━━━━━ GIVEN RECORDS
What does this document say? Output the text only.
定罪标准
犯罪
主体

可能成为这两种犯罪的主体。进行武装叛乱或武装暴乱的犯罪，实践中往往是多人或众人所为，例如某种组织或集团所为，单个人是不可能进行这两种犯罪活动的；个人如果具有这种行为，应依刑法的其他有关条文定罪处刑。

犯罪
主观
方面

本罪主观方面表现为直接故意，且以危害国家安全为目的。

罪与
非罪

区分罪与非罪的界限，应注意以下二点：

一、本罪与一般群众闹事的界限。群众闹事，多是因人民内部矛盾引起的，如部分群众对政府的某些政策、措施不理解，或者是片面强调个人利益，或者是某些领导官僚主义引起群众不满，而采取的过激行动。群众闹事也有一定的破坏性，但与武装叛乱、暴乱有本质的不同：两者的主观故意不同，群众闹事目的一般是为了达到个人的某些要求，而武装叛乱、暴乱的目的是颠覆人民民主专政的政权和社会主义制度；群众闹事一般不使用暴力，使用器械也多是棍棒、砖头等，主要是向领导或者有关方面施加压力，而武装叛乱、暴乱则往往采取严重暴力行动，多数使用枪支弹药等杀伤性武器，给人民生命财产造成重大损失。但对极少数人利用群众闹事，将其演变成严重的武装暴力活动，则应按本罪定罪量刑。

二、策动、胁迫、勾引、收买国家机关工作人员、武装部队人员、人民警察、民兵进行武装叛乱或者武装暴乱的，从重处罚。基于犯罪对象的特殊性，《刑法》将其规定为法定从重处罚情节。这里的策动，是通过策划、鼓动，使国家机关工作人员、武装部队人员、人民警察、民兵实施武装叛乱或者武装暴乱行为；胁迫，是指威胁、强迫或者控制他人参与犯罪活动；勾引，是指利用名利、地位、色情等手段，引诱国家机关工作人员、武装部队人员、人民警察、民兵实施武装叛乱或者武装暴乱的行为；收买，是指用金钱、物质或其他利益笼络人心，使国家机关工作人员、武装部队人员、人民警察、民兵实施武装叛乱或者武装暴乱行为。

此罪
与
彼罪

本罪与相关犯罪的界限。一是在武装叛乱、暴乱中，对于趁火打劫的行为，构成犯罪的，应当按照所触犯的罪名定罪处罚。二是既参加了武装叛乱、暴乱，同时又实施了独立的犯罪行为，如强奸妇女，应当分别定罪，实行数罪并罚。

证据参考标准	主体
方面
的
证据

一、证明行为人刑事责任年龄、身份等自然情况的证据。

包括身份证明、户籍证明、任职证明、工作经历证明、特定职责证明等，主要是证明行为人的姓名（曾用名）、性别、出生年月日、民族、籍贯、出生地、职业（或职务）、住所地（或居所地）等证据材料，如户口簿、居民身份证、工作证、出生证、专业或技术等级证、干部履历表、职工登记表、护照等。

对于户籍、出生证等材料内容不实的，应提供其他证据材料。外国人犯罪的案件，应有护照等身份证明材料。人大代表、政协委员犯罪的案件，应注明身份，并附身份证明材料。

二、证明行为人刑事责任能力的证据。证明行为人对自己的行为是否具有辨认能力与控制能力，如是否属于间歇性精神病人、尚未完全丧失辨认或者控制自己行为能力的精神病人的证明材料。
━━━━━━━━━━
» PROBLEM TO WORK ON: Write out every entry again exactly, please, with nothing missing.

» RESULT OF THIS TASK:
What does this document say? Output the text only.
定罪标准
犯罪
主体

可能成为这两种犯罪的主体。进行武装叛乱或武装暴乱的犯罪，实践中往往是多人或众人所为，例如某种组织或集团所为，单个人是不可能进行这两种犯罪活动的；个人如果具有这种行为，应依刑法的其他有关条文定罪处刑。

犯罪
主观
方面

本罪主观方面表现为直接故意，且以危害国家安全为目的。

罪与
非罪

区分罪与非罪的界限，应注意以下二点：

一、本罪与一般群众闹事的界限。群众闹事，多是因人民内部矛盾引起的，如部分群众对政府的某些政策、措施不理解，或者是片面强调个人利益，或者是某些领导官僚主义引起群众不满，而采取的过激行动。群众闹事也有一定的破坏性，但与武装叛乱、暴乱有本质的不同：两者的主观故意不同，群众闹事目的一般是为了达到个人的某些要求，而武装叛乱、暴乱的目的是颠覆人民民主专政的政权和社会主义制度；群众闹事一般不使用暴力，使用器械也多是棍棒、砖头等，主要是向领导或者有关方面施加压力，而武装叛乱、暴乱则往往采取严重暴力行动，多数使用枪支弹药等杀伤性武器，给人民生命财产造成重大损失。但对极少数人利用群众闹事，将其演变成严重的武装暴力活动，则应按本罪定罪量刑。

二、策动、胁迫、勾引、收买国家机关工作人员、武装部队人员、人民警察、民兵进行武装叛乱或者武装暴乱的，从重处罚。基于犯罪对象的特殊性，《刑法》将其规定为法定从重处罚情节。这里的策动，是通过策划、鼓动，使国家机关工作人员、武装部队人员、人民警察、民兵实施武装叛乱或者武装暴乱行为；胁迫，是指威胁、强迫或者控制他人参与犯罪活动；勾引，是指利用名利、地位、色情等手段，引诱国家机关工作人员、武装部队人员、人民警察、民兵实施武装叛乱或者武装暴乱的行为；收买，是指用金钱、物质或其他利益笼络人心，使国家机关工作人员、武装部队人员、人民警察、民兵实施武装叛乱或者武装暴乱行为。

此罪
与
彼罪

本罪与相关犯罪的界限。一是在武装叛乱、暴乱中，对于趁火打劫的行为，构成犯罪的，应当按照所触犯的罪名定罪处罚。二是既参加了武装叛乱、暴乱，同时又实施了独立的犯罪行为，如强奸妇女，应当分别定罪，实行数罪并罚。

证据参考标准	主体
方面
的
证据

一、证明行为人刑事责任年龄、身份等自然情况的证据。

包括身份证明、户籍证明、任职证明、工作经历证明、特定职责证明等，主要是证明行为人的姓名（曾用名）、性别、出生年月日、民族、籍贯、出生地、职业（或职务）、住所地（或居所地）等证据材料，如户口簿、居民身份证、工作证、出生证、专业或技术等级证、干部履历表、职工登记表、护照等。

对于户籍、出生证等材料内容不实的，应提供其他证据材料。外国人犯罪的案件，应有护照等身份证明材料。人大代表、政协委员犯罪的案件，应注明身份，并附身份证明材料。

二、证明行为人刑事责任能力的证据。证明行为人对自己的行为是否具有辨认能力与控制能力，如是否属于间歇性精神病人、尚未完全丧失辨认或者控制自己行为能力的精神病人的证明材料。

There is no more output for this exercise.